== Provided information
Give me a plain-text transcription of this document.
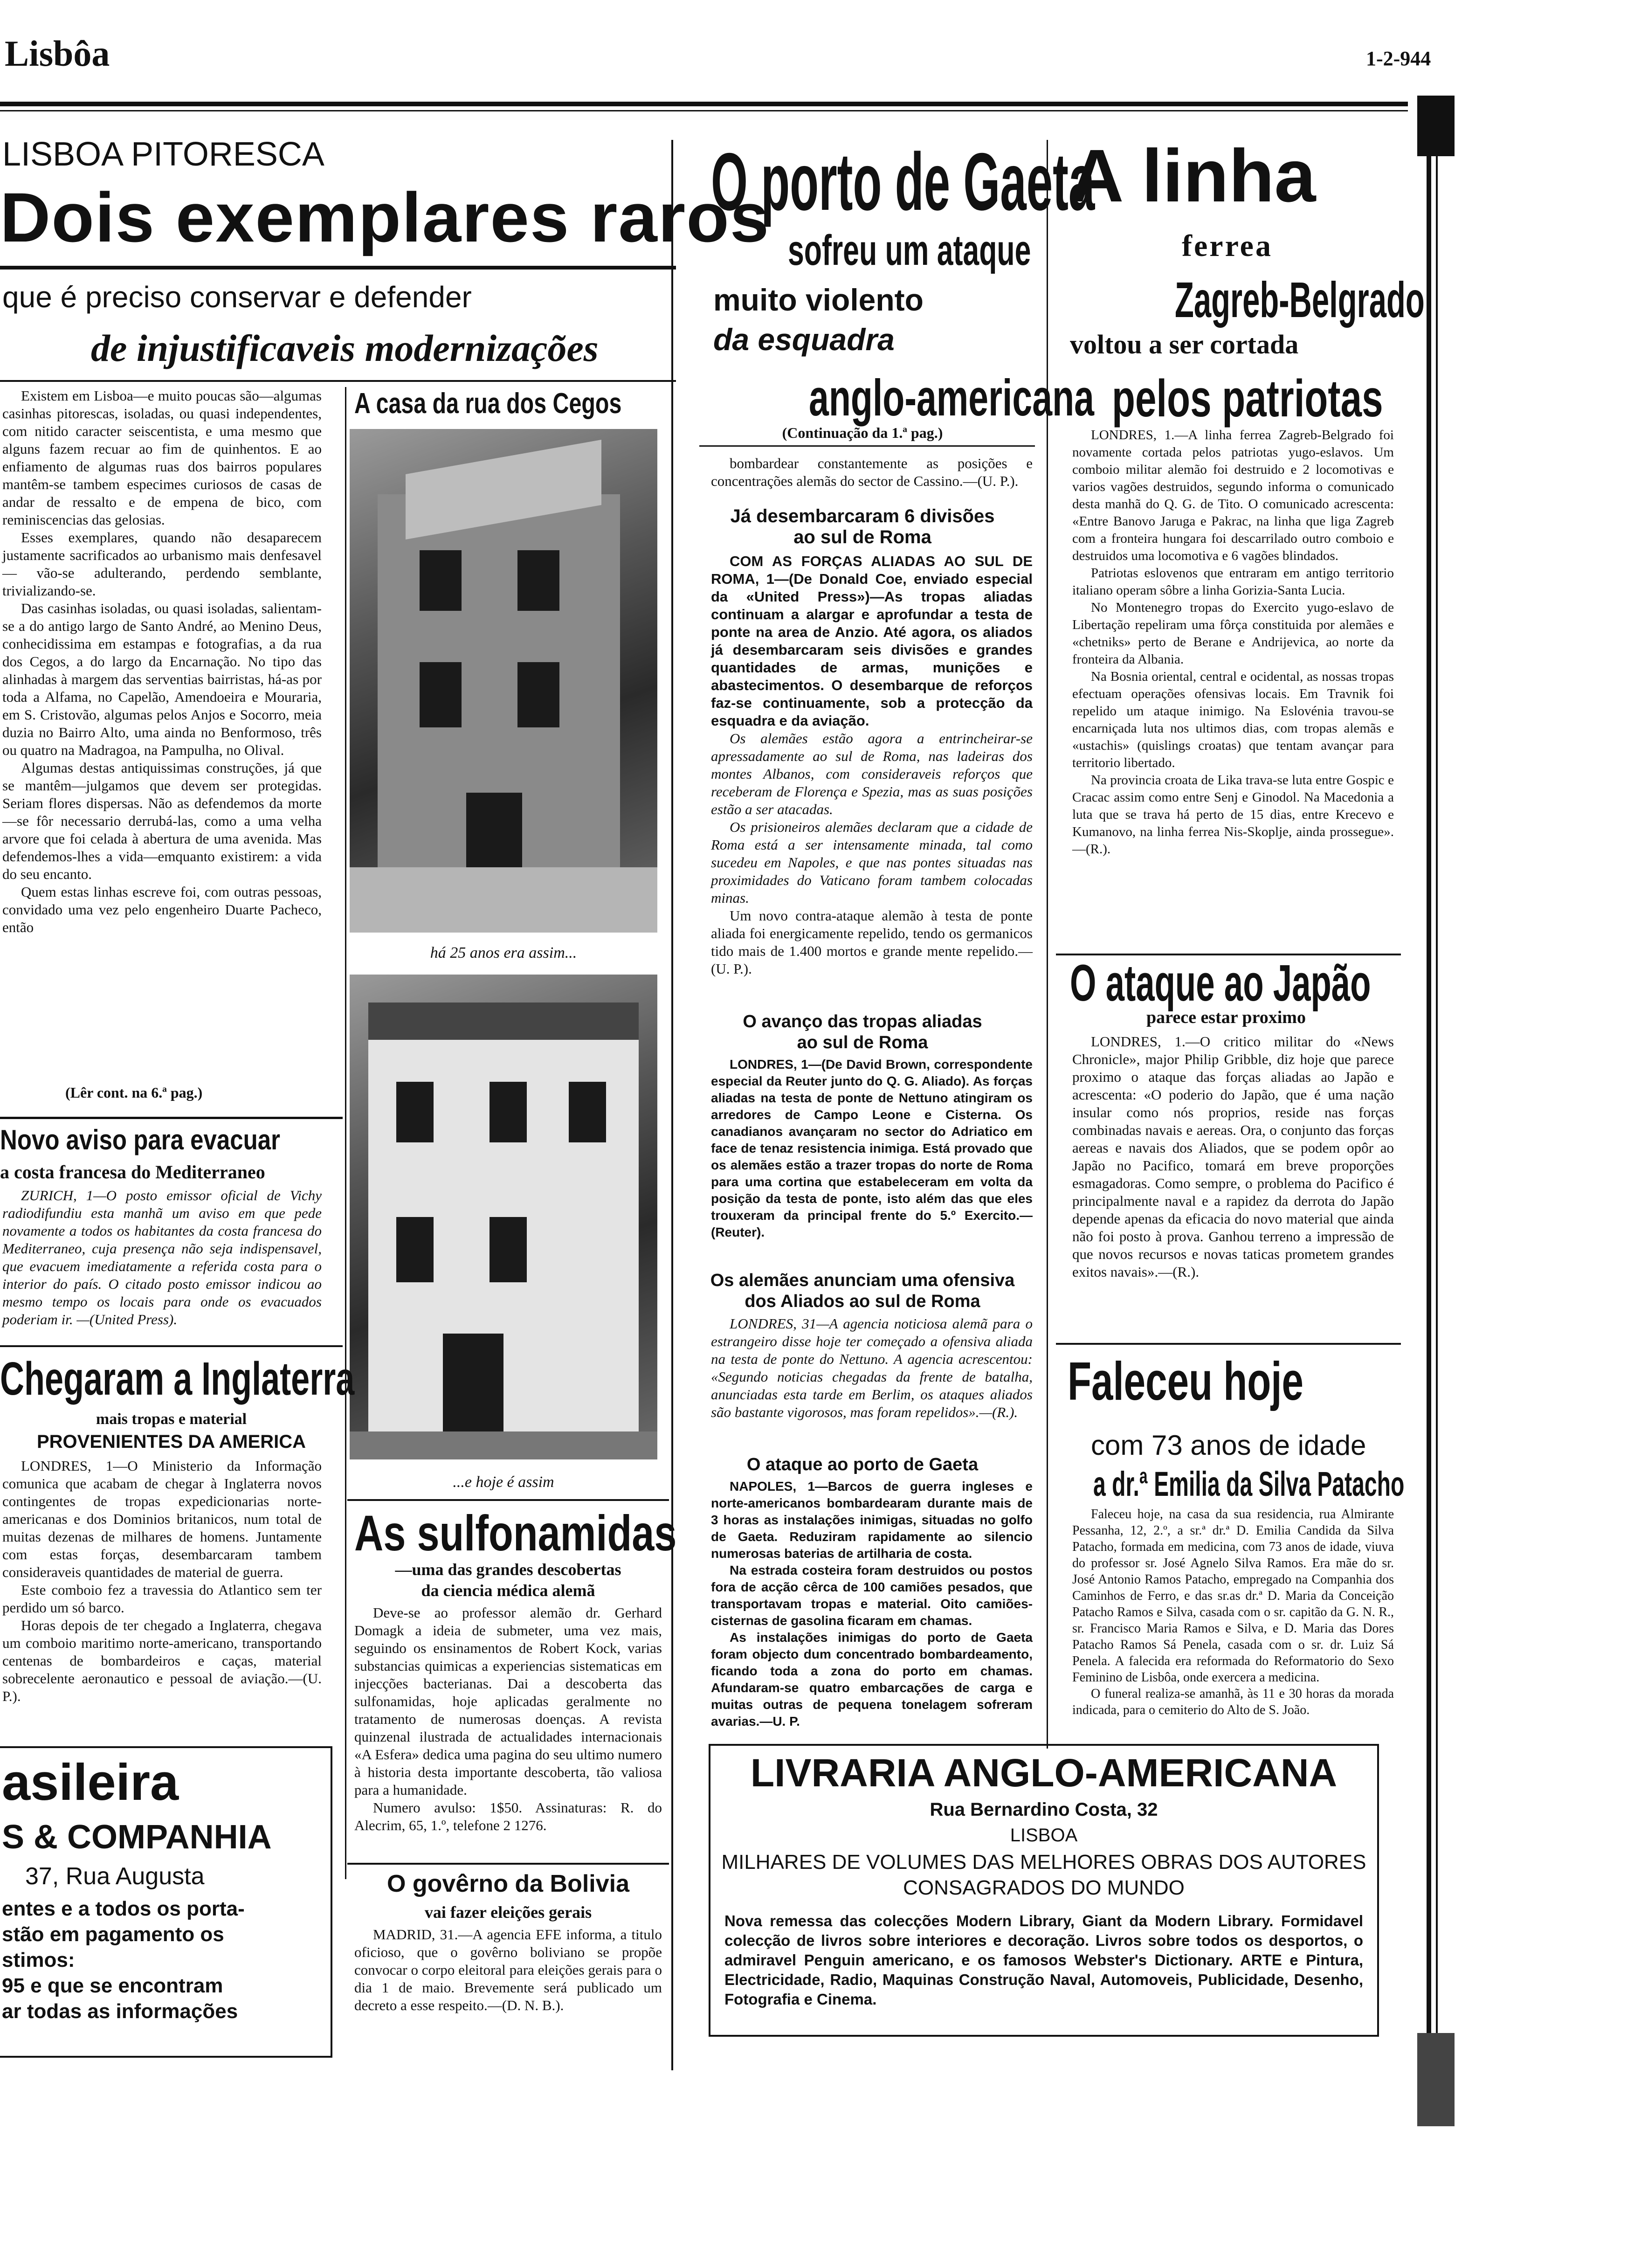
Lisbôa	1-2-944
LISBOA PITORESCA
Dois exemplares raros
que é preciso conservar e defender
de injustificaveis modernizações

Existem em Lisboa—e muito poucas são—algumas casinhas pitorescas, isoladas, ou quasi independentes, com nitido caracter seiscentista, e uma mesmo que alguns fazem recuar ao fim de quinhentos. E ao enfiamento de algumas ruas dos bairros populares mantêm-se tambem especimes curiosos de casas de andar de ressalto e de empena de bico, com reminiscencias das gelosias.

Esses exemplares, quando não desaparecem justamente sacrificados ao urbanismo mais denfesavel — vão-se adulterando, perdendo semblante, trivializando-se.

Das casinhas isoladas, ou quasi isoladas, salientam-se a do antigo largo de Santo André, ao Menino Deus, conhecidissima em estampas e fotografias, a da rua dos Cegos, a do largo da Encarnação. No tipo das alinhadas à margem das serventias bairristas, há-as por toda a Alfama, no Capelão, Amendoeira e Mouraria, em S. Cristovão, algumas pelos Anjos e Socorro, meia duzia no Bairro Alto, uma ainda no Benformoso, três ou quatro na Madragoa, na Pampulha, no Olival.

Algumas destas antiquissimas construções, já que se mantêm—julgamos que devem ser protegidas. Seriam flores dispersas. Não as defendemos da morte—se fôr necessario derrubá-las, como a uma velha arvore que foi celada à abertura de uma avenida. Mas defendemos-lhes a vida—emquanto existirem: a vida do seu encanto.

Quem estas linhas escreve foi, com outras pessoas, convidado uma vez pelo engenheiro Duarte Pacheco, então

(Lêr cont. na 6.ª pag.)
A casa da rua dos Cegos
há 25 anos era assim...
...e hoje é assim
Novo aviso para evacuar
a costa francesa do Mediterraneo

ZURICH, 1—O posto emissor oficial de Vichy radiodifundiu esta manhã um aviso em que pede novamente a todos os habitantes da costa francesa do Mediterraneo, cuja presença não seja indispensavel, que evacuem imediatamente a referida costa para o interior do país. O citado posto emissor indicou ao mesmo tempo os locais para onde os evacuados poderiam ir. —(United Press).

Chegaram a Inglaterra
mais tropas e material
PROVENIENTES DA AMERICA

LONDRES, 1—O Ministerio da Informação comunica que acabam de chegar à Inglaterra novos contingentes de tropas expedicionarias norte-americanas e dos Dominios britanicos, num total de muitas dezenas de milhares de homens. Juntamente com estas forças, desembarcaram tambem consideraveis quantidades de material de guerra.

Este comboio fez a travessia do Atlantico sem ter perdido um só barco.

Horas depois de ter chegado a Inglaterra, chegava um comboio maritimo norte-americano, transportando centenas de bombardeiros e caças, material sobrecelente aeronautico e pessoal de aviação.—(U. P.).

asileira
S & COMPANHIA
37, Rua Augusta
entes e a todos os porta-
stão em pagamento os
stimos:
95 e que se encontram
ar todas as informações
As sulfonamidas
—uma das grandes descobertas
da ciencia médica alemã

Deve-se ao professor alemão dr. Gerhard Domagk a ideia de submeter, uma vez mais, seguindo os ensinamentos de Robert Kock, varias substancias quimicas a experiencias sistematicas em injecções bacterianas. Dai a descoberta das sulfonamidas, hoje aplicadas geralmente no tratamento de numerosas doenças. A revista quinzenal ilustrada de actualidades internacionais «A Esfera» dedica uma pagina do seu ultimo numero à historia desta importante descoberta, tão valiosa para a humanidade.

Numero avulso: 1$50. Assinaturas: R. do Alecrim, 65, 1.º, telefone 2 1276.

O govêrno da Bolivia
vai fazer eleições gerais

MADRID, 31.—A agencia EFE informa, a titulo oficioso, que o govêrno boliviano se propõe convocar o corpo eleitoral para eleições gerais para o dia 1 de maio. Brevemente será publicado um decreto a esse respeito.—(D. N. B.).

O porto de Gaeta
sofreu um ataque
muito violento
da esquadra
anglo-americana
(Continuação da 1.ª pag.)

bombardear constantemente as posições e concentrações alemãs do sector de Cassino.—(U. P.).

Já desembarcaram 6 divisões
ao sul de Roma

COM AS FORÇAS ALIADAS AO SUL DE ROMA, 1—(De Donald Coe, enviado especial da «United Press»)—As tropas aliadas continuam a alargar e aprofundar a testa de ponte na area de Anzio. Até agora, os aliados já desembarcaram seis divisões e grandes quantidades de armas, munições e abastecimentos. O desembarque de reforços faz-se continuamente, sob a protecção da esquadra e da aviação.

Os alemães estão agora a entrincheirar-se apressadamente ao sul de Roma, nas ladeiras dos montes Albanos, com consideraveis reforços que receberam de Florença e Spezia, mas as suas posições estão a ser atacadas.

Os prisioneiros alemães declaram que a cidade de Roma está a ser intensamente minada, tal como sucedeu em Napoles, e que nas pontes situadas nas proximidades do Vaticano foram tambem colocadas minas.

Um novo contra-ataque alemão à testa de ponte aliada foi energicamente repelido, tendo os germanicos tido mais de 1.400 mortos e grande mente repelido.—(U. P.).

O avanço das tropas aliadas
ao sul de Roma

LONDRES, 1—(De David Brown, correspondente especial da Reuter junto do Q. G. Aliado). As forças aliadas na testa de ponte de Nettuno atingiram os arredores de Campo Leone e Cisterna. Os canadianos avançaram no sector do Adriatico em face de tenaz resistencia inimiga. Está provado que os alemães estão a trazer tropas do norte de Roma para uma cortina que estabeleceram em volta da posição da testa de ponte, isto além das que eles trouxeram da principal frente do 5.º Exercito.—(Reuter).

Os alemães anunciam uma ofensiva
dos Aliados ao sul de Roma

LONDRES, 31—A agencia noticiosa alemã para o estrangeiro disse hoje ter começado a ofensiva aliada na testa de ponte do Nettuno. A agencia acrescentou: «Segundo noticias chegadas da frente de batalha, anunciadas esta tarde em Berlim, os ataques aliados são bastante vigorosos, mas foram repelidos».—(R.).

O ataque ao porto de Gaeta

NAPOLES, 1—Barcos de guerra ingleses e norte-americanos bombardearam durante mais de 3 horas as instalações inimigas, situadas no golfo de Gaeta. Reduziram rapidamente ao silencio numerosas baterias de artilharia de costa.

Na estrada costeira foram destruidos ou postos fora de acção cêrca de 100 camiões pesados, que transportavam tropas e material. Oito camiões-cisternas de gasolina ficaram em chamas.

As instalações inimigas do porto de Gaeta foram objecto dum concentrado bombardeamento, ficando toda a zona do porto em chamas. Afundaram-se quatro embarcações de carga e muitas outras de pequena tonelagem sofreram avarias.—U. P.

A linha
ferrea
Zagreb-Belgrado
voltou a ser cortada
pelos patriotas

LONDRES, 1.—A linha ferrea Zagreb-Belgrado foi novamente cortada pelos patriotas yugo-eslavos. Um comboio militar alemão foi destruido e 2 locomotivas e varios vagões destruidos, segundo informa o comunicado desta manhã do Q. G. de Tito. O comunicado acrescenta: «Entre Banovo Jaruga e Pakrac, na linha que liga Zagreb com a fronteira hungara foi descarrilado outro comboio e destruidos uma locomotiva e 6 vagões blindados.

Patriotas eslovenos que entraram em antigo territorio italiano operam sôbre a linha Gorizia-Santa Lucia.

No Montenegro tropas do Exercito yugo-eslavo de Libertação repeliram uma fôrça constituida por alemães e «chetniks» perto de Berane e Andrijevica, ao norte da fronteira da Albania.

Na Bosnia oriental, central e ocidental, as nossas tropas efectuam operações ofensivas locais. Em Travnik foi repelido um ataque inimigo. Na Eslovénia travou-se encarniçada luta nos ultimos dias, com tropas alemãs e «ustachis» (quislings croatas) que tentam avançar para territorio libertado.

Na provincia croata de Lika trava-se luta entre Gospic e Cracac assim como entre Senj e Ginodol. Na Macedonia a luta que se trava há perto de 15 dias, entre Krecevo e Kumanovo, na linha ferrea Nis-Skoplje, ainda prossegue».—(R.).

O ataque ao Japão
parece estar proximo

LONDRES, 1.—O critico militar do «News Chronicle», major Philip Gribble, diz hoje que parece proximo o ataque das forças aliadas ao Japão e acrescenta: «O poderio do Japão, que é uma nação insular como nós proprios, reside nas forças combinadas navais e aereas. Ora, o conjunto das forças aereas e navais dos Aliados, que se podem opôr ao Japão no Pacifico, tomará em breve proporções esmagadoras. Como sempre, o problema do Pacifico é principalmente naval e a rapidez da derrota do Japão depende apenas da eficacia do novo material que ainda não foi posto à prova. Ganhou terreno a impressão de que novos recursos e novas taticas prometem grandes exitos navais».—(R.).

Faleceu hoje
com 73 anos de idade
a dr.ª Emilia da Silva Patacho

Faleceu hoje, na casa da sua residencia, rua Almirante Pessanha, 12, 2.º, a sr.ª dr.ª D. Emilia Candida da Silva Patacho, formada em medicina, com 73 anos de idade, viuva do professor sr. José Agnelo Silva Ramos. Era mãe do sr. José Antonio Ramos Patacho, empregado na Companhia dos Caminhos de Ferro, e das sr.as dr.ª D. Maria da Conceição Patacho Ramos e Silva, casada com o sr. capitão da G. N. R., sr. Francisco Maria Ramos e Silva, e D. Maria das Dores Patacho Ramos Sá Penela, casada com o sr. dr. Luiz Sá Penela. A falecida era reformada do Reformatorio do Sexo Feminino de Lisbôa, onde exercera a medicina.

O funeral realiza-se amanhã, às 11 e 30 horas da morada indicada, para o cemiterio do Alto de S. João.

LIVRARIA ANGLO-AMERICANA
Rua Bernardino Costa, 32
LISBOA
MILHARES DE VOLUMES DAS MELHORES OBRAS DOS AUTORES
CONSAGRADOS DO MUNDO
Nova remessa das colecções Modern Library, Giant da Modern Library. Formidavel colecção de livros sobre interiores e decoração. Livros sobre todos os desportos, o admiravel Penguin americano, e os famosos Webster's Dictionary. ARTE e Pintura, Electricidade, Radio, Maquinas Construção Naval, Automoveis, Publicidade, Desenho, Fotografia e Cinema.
====
What needs to be done.
Could you report how many lines of the listing contain the word "situadas"? Only the number is needed.

Exercise result.
2